→ WRITTEN EXERCISE
Each line below is to be written out in full, exactly as shown.

-----

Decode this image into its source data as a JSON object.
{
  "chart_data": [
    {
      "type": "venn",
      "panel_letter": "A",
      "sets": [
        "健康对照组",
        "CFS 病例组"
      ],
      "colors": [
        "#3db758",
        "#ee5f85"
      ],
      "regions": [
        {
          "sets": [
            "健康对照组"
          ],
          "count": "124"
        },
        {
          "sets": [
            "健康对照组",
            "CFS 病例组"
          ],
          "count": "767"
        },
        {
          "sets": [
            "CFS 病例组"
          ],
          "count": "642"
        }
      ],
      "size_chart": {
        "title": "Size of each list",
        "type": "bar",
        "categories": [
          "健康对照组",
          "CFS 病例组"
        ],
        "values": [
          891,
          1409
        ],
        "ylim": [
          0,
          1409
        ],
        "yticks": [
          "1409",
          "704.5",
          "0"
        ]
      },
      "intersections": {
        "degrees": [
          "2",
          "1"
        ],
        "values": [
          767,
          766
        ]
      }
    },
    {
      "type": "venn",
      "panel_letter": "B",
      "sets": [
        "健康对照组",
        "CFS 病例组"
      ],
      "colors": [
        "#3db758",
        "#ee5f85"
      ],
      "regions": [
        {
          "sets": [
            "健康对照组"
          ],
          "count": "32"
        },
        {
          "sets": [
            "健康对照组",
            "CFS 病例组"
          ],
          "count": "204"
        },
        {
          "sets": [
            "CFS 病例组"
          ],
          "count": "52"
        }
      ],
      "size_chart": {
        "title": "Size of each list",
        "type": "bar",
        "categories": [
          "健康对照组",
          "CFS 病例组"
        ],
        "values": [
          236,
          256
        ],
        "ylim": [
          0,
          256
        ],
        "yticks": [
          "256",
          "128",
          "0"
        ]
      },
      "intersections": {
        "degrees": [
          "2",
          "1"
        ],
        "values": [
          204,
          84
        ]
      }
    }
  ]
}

-----

→ ANSWER FOR THE TASK
Decode this image into its source data as a JSON object.
{
  "chart_data": [
    {
      "type": "venn",
      "panel_letter": "A",
      "sets": [
        "健康对照组",
        "CFS 病例组"
      ],
      "colors": [
        "#3db758",
        "#ee5f85"
      ],
      "regions": [
        {
          "sets": [
            "健康对照组"
          ],
          "count": "124"
        },
        {
          "sets": [
            "健康对照组",
            "CFS 病例组"
          ],
          "count": "767"
        },
        {
          "sets": [
            "CFS 病例组"
          ],
          "count": "642"
        }
      ],
      "size_chart": {
        "title": "Size of each list",
        "type": "bar",
        "categories": [
          "健康对照组",
          "CFS 病例组"
        ],
        "values": [
          891,
          1409
        ],
        "ylim": [
          0,
          1409
        ],
        "yticks": [
          "1409",
          "704.5",
          "0"
        ]
      },
      "intersections": {
        "degrees": [
          "2",
          "1"
        ],
        "values": [
          767,
          766
        ]
      }
    },
    {
      "type": "venn",
      "panel_letter": "B",
      "sets": [
        "健康对照组",
        "CFS 病例组"
      ],
      "colors": [
        "#3db758",
        "#ee5f85"
      ],
      "regions": [
        {
          "sets": [
            "健康对照组"
          ],
          "count": "32"
        },
        {
          "sets": [
            "健康对照组",
            "CFS 病例组"
          ],
          "count": "204"
        },
        {
          "sets": [
            "CFS 病例组"
          ],
          "count": "52"
        }
      ],
      "size_chart": {
        "title": "Size of each list",
        "type": "bar",
        "categories": [
          "健康对照组",
          "CFS 病例组"
        ],
        "values": [
          236,
          256
        ],
        "ylim": [
          0,
          256
        ],
        "yticks": [
          "256",
          "128",
          "0"
        ]
      },
      "intersections": {
        "degrees": [
          "2",
          "1"
        ],
        "values": [
          204,
          84
        ]
      }
    }
  ]
}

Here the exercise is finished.